» Goal of the exercise: Using the listing below, select the lines with the word "导入数据" and copy them.

Records from a data collection
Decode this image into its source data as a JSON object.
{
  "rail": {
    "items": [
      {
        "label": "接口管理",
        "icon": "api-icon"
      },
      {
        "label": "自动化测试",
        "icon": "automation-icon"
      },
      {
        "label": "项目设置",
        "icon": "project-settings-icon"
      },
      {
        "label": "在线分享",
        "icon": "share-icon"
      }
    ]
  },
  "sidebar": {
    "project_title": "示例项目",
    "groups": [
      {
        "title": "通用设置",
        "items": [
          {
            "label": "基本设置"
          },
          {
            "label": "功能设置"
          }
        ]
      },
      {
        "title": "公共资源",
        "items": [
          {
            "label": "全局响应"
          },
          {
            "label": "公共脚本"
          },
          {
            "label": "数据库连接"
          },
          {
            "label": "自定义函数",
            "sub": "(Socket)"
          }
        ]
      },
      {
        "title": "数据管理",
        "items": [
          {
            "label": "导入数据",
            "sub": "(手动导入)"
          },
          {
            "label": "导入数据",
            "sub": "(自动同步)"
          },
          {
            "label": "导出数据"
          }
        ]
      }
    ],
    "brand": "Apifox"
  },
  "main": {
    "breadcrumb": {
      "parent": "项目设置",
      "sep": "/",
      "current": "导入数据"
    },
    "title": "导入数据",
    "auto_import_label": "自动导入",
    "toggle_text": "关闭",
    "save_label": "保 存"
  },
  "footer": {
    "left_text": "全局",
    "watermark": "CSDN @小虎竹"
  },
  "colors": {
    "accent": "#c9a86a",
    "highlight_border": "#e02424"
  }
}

» Exercise response:
            "label": "导入数据",
            "label": "导入数据",
      "current": "导入数据"
    "title": "导入数据",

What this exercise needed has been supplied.